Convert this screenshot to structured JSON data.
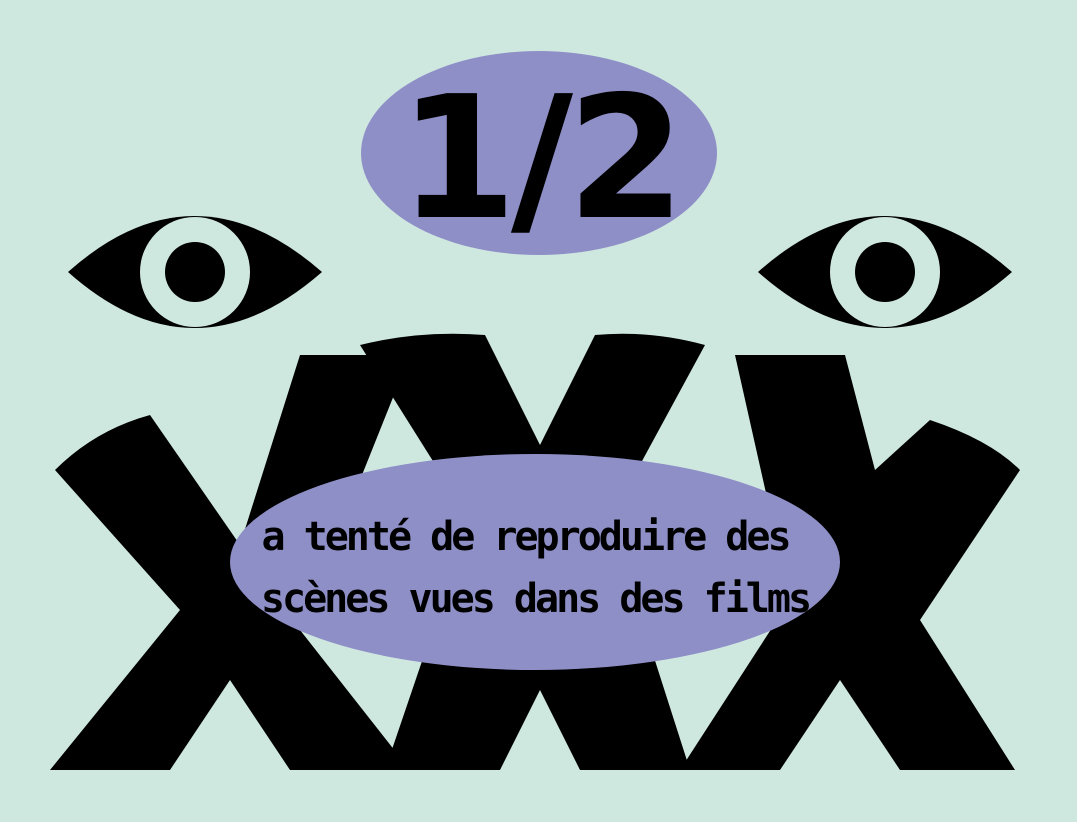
{
  "fraction": "1/2",
  "caption": {
    "line1": "a tenté de reproduire des",
    "line2": "scènes vues dans des films"
  },
  "big_letters": [
    "X",
    "X",
    "X"
  ],
  "icons": [
    "eye-icon",
    "eye-icon"
  ],
  "colors": {
    "background": "#cfe8df",
    "oval": "#8f8fc8",
    "ink": "#000000",
    "iris": "#cfe8df"
  }
}
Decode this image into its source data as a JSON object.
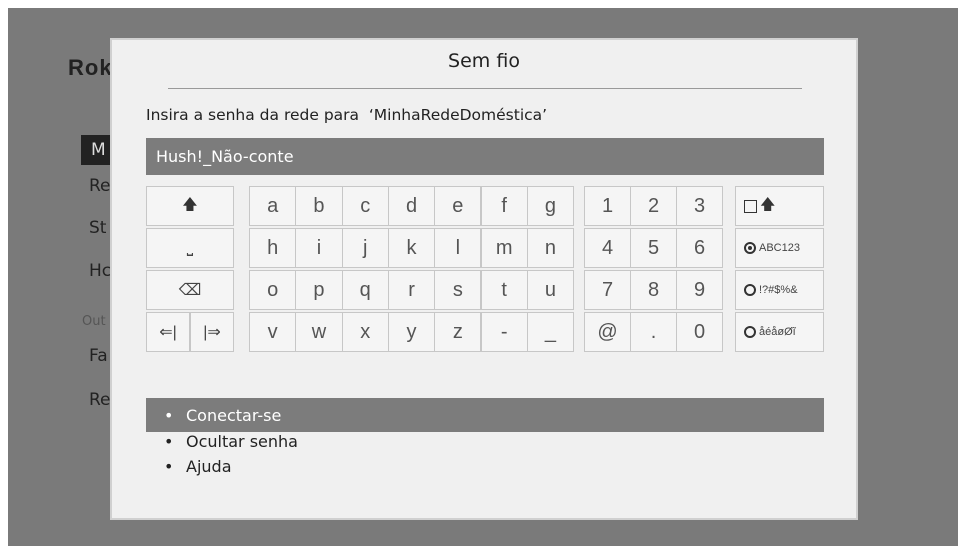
{
  "background": {
    "logo": "Rok",
    "items": [
      "M",
      "Re",
      "St",
      "Hc",
      "Fa",
      "Re"
    ],
    "section_label": "Out"
  },
  "dialog": {
    "title": "Sem fio",
    "prompt": "Insira a senha da rede para  ‘MinhaRedeDoméstica’",
    "password_value": "Hush!_Não-conte"
  },
  "keyboard": {
    "letters": [
      [
        "a",
        "b",
        "c",
        "d",
        "e",
        "f",
        "g"
      ],
      [
        "h",
        "i",
        "j",
        "k",
        "l",
        "m",
        "n"
      ],
      [
        "o",
        "p",
        "q",
        "r",
        "s",
        "t",
        "u"
      ],
      [
        "v",
        "w",
        "x",
        "y",
        "z",
        "-",
        "_"
      ]
    ],
    "numbers": [
      [
        "1",
        "2",
        "3"
      ],
      [
        "4",
        "5",
        "6"
      ],
      [
        "7",
        "8",
        "9"
      ],
      [
        "@",
        ".",
        "0"
      ]
    ],
    "controls": {
      "shift": "🡅",
      "space": "⎵",
      "backspace": "⌫",
      "cursor_left": "⇐|",
      "cursor_right": "|⇒"
    },
    "modes": {
      "caps_lock": "🡅",
      "abc123": "ABC123",
      "symbols": "!?#$%&",
      "accents": "åéåøØĩ",
      "selected": "abc123"
    }
  },
  "menu": {
    "items": [
      "Conectar-se",
      "Ocultar senha",
      "Ajuda"
    ],
    "selected_index": 0
  },
  "colors": {
    "backdrop": "#7a7a7a",
    "dialog": "#f0f0f0",
    "highlight": "#7c7c7c",
    "key": "#f5f5f5"
  }
}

GOAL OF THE EXERCISE: Copy out every line of the listing that contains the string "data".

SOLUTION TO THIS TASK:
Convert this screenshot to structured JSON data.
Decode this image into its source data as a JSON object.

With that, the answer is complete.